#### [Do this]
How many of these lines hold the string "ylabel"? Answer with the number only.

(Collection entries)
::::

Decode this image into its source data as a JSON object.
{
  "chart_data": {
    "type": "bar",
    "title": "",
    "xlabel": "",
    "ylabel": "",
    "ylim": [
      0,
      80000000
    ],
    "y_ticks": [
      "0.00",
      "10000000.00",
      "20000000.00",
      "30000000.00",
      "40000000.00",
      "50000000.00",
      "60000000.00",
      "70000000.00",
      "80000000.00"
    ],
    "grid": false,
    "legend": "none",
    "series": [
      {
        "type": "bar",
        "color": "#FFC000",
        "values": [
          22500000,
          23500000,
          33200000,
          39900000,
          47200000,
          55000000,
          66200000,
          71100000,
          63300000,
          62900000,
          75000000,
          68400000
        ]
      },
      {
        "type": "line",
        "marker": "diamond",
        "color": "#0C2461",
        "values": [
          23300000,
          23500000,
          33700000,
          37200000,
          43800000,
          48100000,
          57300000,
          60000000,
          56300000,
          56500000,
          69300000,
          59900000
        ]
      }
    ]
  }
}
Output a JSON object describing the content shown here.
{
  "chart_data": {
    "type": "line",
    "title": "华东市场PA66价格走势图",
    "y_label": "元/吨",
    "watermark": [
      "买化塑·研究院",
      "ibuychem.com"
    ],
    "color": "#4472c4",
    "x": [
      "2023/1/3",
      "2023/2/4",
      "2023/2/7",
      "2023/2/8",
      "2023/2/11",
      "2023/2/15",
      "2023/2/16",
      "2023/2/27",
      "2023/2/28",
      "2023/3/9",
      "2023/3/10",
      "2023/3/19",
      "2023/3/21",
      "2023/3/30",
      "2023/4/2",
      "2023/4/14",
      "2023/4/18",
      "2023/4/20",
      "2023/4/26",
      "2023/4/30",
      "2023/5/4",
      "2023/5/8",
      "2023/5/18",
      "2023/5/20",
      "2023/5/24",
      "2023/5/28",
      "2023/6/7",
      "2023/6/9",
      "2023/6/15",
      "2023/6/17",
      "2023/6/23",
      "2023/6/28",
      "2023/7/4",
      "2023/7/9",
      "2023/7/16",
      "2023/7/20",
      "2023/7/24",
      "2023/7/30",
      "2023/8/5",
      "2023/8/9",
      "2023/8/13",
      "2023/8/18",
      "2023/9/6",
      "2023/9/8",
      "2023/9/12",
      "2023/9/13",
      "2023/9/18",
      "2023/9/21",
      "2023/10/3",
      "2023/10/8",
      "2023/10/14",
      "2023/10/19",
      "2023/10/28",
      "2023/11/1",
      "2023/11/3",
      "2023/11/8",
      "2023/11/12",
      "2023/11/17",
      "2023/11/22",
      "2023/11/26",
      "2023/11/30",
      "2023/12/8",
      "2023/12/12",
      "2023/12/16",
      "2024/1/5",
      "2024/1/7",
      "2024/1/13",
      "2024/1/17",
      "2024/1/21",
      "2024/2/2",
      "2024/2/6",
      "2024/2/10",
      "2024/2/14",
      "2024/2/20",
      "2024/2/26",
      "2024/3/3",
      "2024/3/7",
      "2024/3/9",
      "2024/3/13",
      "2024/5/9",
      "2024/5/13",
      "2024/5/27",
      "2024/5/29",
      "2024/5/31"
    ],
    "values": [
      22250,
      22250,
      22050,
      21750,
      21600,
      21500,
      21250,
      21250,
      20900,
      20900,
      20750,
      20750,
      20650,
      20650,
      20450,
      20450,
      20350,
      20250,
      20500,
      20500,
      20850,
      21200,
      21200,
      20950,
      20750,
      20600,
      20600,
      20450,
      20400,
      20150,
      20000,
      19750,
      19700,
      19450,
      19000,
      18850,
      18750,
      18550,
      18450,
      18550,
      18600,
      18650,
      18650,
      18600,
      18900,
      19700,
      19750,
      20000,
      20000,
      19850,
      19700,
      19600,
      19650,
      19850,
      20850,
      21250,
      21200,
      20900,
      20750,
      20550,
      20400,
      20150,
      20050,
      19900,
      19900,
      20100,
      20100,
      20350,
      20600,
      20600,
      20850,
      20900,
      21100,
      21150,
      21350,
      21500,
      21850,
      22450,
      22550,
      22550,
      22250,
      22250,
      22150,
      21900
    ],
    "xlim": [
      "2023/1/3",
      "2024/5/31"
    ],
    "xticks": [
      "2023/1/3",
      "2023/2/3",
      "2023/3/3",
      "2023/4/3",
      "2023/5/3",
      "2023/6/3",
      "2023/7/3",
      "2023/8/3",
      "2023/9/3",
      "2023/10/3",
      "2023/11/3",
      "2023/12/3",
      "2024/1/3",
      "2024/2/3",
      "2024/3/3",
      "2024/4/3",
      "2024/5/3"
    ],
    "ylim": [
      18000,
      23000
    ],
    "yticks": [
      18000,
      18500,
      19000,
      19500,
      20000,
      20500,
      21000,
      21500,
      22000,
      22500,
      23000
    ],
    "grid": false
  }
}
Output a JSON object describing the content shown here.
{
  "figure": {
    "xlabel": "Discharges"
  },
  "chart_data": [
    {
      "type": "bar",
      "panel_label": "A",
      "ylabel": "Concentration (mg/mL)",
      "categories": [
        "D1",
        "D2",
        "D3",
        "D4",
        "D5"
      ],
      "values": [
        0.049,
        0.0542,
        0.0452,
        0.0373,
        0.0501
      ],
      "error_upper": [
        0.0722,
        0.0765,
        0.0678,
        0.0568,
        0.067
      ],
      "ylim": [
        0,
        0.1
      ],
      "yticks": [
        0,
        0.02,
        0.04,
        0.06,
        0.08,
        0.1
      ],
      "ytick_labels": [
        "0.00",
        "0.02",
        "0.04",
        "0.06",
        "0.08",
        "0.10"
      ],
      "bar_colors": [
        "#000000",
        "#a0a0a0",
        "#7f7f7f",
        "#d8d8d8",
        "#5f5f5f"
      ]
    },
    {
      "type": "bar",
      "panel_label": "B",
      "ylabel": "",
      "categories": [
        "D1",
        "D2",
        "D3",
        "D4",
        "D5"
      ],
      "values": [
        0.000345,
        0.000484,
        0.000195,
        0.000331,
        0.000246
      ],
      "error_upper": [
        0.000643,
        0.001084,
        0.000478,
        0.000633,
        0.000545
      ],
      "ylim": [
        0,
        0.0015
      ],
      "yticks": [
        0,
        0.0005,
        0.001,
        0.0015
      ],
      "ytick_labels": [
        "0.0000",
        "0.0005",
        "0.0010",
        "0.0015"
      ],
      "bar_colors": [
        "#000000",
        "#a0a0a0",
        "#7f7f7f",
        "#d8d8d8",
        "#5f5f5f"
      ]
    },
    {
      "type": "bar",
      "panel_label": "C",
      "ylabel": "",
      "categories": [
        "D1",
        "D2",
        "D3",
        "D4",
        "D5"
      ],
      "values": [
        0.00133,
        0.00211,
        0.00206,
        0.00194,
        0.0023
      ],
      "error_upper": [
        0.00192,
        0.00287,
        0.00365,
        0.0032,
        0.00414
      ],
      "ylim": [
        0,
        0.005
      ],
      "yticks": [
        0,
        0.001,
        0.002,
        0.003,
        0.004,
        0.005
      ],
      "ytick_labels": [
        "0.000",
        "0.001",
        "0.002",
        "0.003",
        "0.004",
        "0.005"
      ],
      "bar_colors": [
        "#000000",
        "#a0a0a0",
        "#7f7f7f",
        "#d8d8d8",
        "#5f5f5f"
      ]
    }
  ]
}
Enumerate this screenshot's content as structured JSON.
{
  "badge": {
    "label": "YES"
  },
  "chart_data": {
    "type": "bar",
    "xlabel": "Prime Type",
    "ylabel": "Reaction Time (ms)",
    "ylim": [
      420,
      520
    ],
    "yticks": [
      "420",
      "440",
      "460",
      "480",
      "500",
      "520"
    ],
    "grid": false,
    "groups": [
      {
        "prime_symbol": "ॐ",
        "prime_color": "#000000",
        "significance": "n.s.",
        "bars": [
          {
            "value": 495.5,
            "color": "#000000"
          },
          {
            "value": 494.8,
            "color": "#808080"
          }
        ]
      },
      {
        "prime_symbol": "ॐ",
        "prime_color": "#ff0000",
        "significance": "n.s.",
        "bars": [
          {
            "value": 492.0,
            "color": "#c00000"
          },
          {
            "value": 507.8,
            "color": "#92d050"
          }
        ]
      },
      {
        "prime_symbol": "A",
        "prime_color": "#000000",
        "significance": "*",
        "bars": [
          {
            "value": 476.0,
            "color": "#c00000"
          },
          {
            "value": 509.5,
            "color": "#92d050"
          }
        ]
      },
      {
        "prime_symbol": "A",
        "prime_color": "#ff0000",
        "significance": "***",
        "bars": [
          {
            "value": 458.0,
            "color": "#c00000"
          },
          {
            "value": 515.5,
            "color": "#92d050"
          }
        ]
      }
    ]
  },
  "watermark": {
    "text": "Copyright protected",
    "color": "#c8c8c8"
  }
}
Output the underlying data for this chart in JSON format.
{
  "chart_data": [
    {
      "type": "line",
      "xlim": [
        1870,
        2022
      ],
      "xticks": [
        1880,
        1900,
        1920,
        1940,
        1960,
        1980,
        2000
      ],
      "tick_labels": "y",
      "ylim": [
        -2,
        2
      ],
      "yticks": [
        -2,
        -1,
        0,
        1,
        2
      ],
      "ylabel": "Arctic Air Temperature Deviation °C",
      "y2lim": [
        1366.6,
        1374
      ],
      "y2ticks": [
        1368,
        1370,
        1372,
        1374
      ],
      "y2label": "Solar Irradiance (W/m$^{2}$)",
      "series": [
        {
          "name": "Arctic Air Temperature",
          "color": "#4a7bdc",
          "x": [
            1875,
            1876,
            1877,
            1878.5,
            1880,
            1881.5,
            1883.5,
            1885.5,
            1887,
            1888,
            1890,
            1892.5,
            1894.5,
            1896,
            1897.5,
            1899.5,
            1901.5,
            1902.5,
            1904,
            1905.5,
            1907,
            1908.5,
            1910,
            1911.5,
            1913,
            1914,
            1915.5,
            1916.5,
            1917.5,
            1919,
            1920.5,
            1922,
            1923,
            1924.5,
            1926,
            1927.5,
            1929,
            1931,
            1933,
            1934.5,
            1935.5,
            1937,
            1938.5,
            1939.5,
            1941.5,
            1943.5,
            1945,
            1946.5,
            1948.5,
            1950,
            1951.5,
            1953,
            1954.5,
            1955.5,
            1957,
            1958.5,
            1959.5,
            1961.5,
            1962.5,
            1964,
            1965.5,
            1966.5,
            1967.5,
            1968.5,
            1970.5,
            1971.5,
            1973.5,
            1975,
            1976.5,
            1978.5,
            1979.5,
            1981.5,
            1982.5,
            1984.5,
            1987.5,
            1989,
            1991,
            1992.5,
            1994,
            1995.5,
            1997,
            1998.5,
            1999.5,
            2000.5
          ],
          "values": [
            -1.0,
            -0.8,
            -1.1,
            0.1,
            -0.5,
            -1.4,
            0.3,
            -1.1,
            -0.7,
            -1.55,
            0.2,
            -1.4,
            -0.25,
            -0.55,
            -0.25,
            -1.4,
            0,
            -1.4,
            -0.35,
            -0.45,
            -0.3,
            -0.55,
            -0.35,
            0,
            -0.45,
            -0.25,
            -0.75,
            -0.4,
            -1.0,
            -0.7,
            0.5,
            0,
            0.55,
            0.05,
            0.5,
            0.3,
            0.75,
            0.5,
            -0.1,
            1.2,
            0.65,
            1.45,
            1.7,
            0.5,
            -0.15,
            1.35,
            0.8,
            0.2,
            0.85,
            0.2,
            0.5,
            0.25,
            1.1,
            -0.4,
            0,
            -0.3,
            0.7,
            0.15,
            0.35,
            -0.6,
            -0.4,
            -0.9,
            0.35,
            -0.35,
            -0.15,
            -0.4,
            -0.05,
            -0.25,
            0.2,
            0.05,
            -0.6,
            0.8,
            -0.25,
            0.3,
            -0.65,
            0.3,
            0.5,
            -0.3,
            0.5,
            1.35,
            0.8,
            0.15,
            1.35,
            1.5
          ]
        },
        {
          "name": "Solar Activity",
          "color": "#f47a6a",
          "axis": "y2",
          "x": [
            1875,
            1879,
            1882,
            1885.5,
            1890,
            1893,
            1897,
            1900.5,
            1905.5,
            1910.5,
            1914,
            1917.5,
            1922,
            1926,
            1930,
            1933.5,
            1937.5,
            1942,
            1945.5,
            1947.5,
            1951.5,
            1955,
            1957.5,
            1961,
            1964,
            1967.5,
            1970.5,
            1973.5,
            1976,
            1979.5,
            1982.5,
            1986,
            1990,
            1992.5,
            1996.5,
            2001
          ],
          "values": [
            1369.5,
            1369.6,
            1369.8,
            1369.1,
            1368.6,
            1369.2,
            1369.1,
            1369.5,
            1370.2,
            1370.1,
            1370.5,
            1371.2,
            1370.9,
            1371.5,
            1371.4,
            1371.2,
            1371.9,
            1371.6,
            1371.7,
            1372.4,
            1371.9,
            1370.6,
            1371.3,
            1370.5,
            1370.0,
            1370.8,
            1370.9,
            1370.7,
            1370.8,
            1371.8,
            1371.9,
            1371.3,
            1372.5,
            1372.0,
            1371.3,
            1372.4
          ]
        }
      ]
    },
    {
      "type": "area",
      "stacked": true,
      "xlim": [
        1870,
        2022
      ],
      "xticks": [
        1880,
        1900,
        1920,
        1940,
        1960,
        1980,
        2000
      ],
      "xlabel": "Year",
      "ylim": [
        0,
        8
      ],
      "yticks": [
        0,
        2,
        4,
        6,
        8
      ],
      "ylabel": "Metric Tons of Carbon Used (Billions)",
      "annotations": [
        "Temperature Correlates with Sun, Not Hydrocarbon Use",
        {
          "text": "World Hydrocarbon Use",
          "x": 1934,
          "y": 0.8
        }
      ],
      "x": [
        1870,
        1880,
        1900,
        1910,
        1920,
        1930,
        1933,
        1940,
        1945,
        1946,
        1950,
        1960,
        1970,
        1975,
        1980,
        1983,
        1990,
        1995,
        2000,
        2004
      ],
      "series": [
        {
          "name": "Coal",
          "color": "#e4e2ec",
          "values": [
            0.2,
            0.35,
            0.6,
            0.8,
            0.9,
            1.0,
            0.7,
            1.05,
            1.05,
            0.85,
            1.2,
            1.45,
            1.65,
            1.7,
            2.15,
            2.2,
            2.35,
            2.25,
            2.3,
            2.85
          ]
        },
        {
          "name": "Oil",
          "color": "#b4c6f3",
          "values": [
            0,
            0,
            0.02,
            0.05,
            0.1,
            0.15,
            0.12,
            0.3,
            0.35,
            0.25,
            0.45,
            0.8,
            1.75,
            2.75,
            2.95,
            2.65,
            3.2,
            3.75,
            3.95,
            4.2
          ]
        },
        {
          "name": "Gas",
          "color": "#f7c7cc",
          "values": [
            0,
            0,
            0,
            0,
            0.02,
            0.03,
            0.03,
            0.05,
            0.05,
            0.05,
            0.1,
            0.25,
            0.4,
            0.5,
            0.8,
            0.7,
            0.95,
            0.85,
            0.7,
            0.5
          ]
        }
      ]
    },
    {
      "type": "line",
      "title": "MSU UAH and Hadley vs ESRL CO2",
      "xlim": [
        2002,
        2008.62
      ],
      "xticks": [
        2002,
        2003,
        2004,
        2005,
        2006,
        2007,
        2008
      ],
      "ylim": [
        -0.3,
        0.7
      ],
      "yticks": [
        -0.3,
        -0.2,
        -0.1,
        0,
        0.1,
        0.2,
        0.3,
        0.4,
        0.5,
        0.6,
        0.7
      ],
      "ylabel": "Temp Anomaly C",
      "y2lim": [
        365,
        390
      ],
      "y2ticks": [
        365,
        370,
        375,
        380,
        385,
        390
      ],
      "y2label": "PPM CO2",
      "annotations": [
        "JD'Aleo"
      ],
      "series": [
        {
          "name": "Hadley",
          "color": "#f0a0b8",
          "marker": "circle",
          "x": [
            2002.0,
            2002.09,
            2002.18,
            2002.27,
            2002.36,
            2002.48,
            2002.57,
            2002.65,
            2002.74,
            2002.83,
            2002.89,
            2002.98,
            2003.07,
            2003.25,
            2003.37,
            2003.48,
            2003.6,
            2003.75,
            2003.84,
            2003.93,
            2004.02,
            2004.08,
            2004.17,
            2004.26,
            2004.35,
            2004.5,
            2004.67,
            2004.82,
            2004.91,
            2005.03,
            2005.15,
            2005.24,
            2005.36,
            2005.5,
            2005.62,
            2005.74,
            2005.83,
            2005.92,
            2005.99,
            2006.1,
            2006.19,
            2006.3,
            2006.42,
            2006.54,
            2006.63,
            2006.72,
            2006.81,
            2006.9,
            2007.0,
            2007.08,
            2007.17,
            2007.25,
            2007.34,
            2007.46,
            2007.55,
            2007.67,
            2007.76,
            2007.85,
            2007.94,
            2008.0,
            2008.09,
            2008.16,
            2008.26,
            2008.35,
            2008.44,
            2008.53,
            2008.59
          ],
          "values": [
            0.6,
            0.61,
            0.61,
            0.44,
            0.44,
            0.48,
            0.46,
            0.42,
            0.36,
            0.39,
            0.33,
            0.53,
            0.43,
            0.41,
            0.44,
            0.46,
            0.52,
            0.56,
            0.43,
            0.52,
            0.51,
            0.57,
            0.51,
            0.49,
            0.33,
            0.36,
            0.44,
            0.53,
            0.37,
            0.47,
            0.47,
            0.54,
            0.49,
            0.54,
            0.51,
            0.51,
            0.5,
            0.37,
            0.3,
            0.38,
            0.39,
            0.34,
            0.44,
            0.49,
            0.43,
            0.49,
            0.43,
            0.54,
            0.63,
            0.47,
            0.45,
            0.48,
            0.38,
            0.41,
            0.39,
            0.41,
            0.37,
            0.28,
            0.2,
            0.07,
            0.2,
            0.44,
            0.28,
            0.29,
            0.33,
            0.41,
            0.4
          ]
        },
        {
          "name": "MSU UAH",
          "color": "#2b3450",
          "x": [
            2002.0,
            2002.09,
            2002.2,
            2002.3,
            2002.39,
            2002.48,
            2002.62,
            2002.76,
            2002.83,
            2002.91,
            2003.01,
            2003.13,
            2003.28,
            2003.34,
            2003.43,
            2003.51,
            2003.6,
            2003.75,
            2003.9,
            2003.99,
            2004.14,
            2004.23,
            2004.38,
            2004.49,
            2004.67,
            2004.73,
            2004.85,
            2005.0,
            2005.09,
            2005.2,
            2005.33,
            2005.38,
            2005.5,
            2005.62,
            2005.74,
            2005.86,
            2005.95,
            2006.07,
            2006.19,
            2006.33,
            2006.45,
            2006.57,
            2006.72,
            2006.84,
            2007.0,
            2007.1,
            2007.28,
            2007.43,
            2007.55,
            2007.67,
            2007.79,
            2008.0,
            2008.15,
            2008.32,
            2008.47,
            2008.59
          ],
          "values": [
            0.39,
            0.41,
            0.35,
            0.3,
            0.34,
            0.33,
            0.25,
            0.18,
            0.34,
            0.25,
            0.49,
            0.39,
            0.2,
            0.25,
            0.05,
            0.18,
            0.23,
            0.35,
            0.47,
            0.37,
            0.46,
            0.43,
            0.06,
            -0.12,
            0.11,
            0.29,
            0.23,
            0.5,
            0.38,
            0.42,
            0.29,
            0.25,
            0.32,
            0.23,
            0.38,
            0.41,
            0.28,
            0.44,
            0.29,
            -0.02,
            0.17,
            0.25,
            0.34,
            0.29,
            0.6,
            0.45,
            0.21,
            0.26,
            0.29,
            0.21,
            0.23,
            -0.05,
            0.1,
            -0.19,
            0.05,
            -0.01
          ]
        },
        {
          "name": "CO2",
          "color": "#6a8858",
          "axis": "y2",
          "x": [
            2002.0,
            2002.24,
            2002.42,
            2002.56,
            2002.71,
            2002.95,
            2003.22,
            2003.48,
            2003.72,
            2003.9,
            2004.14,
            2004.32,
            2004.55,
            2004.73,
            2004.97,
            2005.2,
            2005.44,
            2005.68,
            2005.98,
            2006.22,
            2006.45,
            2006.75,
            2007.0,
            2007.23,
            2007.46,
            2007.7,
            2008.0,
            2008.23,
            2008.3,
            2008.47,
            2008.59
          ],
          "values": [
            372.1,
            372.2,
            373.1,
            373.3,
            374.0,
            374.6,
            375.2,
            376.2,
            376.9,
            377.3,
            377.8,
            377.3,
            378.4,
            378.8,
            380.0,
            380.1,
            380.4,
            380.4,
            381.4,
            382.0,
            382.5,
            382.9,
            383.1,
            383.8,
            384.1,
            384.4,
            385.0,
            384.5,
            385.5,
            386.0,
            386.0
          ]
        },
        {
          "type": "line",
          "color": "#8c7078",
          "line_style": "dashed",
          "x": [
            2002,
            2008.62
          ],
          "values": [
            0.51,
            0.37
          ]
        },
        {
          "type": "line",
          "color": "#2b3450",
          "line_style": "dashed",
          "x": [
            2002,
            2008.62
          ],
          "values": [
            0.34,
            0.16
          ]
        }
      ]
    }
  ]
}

::::

#### [Answer]
8